What you will do =
Copy every entry word for word. Skip the pictures.

────────────────────────────────────────

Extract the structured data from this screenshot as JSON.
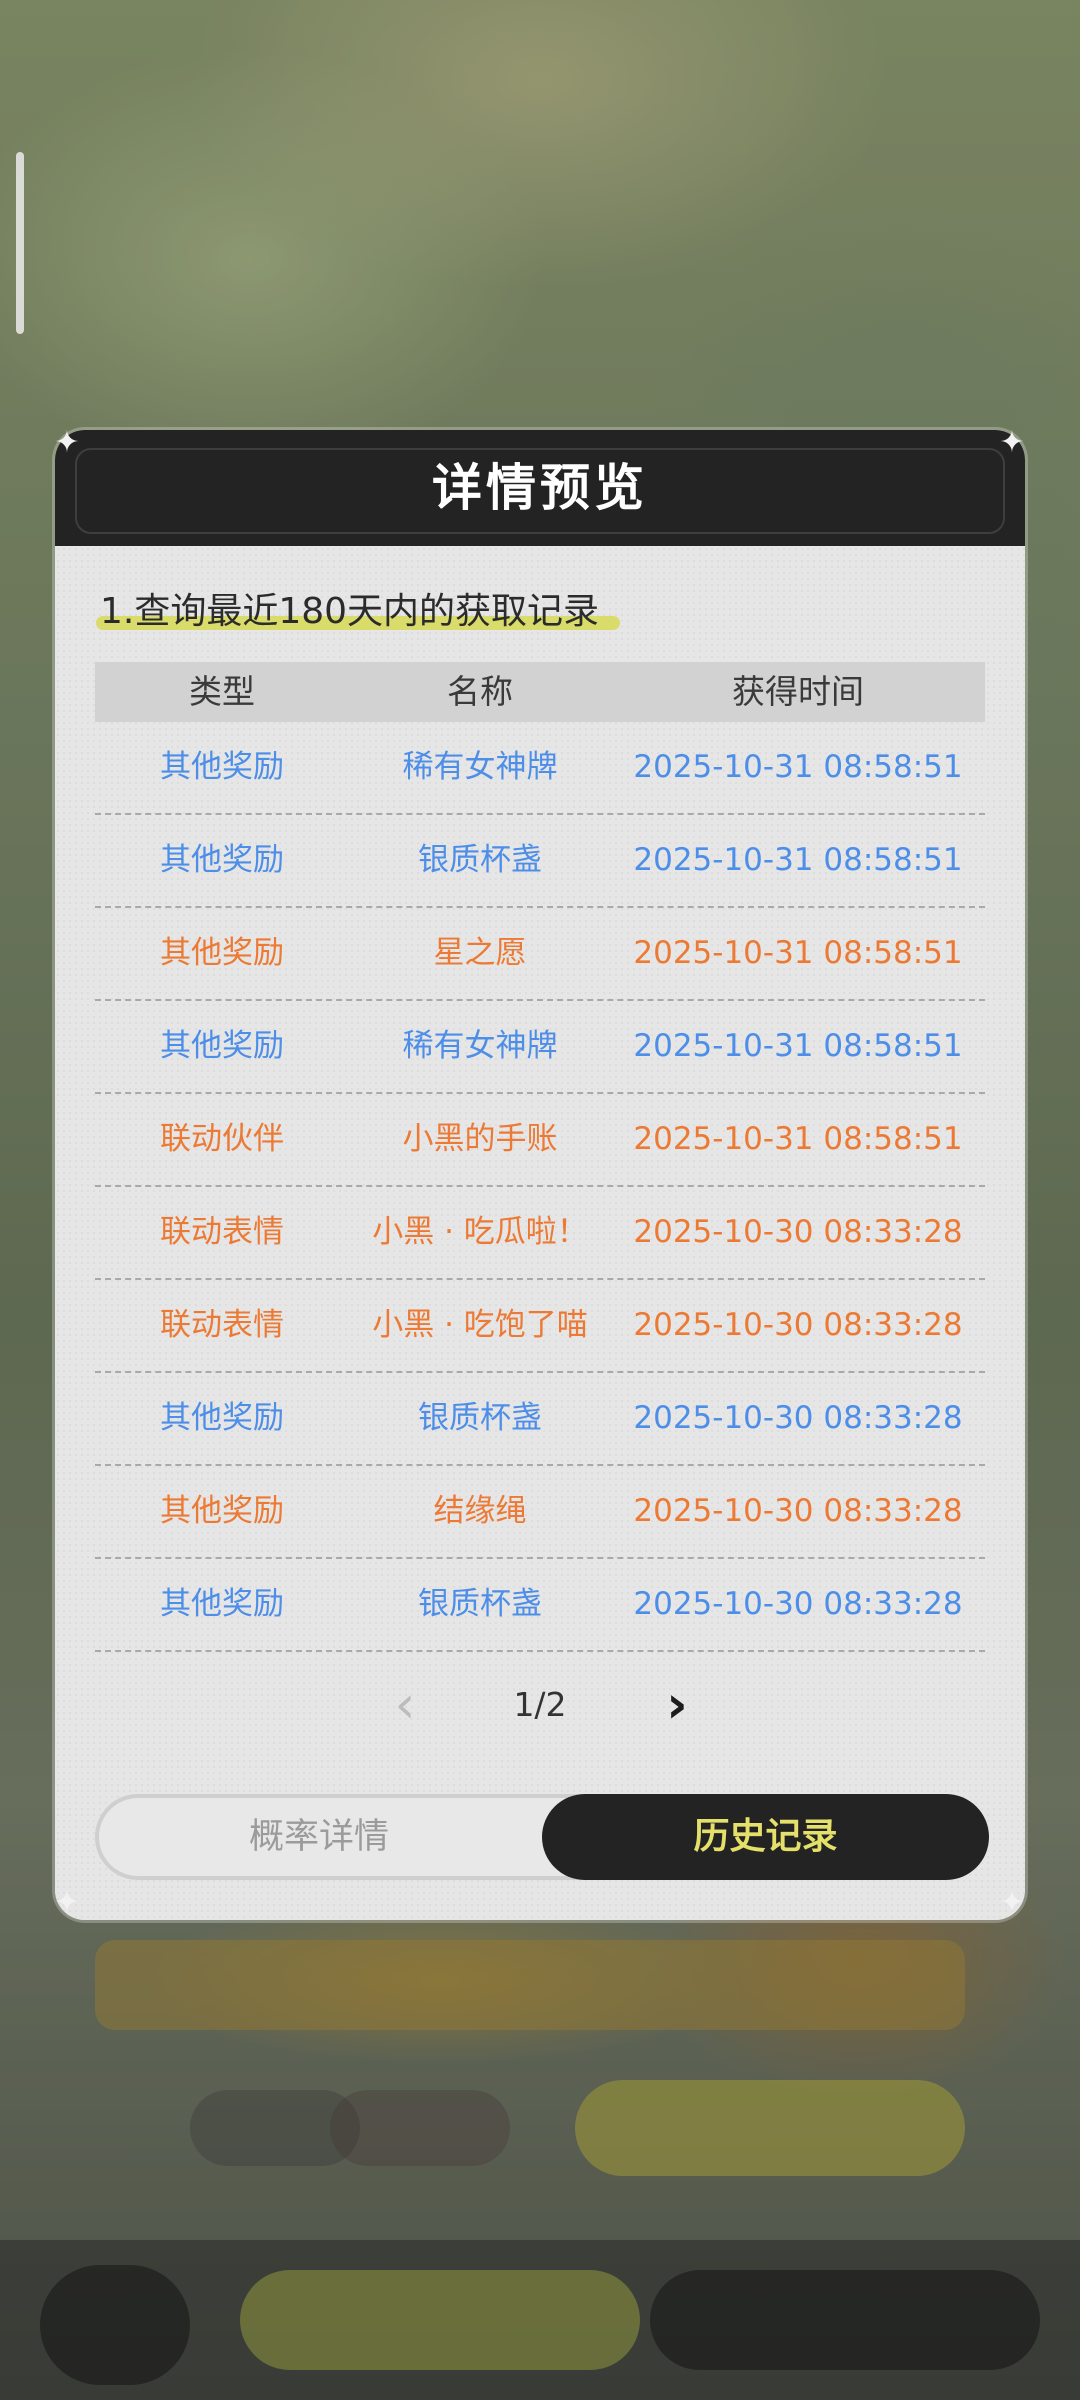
{
  "modal": {
    "title": "详情预览",
    "query_title": "1.查询最近180天内的获取记录"
  },
  "table": {
    "headers": [
      "类型",
      "名称",
      "获得时间"
    ],
    "rows": [
      {
        "type": "其他奖励",
        "name": "稀有女神牌",
        "time": "2025-10-31 08:58:51",
        "color": "#4d8ee8"
      },
      {
        "type": "其他奖励",
        "name": "银质杯盏",
        "time": "2025-10-31 08:58:51",
        "color": "#4d8ee8"
      },
      {
        "type": "其他奖励",
        "name": "星之愿",
        "time": "2025-10-31 08:58:51",
        "color": "#ec7a35"
      },
      {
        "type": "其他奖励",
        "name": "稀有女神牌",
        "time": "2025-10-31 08:58:51",
        "color": "#4d8ee8"
      },
      {
        "type": "联动伙伴",
        "name": "小黑的手账",
        "time": "2025-10-31 08:58:51",
        "color": "#ec7a35"
      },
      {
        "type": "联动表情",
        "name": "小黑 · 吃瓜啦！",
        "time": "2025-10-30 08:33:28",
        "color": "#ec7a35"
      },
      {
        "type": "联动表情",
        "name": "小黑 · 吃饱了喵",
        "time": "2025-10-30 08:33:28",
        "color": "#ec7a35"
      },
      {
        "type": "其他奖励",
        "name": "银质杯盏",
        "time": "2025-10-30 08:33:28",
        "color": "#4d8ee8"
      },
      {
        "type": "其他奖励",
        "name": "结缘绳",
        "time": "2025-10-30 08:33:28",
        "color": "#ec7a35"
      },
      {
        "type": "其他奖励",
        "name": "银质杯盏",
        "time": "2025-10-30 08:33:28",
        "color": "#4d8ee8"
      }
    ]
  },
  "pager": {
    "text": "1/2",
    "prev_icon": "chevron-left-icon",
    "next_icon": "chevron-right-icon"
  },
  "tabs": {
    "left_label": "概率详情",
    "right_label": "历史记录",
    "active": "历史记录"
  },
  "colors": {
    "blue_text": "#4d8ee8",
    "orange_text": "#ec7a35",
    "header_bg": "#232323",
    "accent_yellow": "#e4e06a"
  }
}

────────────────────────────────────────

Solution for this problem =
Extract the structured data from this screenshot as JSON.
{
  "modal": {
    "title": "详情预览",
    "query_title": "1.查询最近180天内的获取记录"
  },
  "table": {
    "headers": [
      "类型",
      "名称",
      "获得时间"
    ],
    "rows": [
      {
        "type": "其他奖励",
        "name": "稀有女神牌",
        "time": "2025-10-31 08:58:51",
        "color": "#4d8ee8"
      },
      {
        "type": "其他奖励",
        "name": "银质杯盏",
        "time": "2025-10-31 08:58:51",
        "color": "#4d8ee8"
      },
      {
        "type": "其他奖励",
        "name": "星之愿",
        "time": "2025-10-31 08:58:51",
        "color": "#ec7a35"
      },
      {
        "type": "其他奖励",
        "name": "稀有女神牌",
        "time": "2025-10-31 08:58:51",
        "color": "#4d8ee8"
      },
      {
        "type": "联动伙伴",
        "name": "小黑的手账",
        "time": "2025-10-31 08:58:51",
        "color": "#ec7a35"
      },
      {
        "type": "联动表情",
        "name": "小黑 · 吃瓜啦！",
        "time": "2025-10-30 08:33:28",
        "color": "#ec7a35"
      },
      {
        "type": "联动表情",
        "name": "小黑 · 吃饱了喵",
        "time": "2025-10-30 08:33:28",
        "color": "#ec7a35"
      },
      {
        "type": "其他奖励",
        "name": "银质杯盏",
        "time": "2025-10-30 08:33:28",
        "color": "#4d8ee8"
      },
      {
        "type": "其他奖励",
        "name": "结缘绳",
        "time": "2025-10-30 08:33:28",
        "color": "#ec7a35"
      },
      {
        "type": "其他奖励",
        "name": "银质杯盏",
        "time": "2025-10-30 08:33:28",
        "color": "#4d8ee8"
      }
    ]
  },
  "pager": {
    "text": "1/2",
    "prev_icon": "chevron-left-icon",
    "next_icon": "chevron-right-icon"
  },
  "tabs": {
    "left_label": "概率详情",
    "right_label": "历史记录",
    "active": "历史记录"
  },
  "colors": {
    "blue_text": "#4d8ee8",
    "orange_text": "#ec7a35",
    "header_bg": "#232323",
    "accent_yellow": "#e4e06a"
  }
}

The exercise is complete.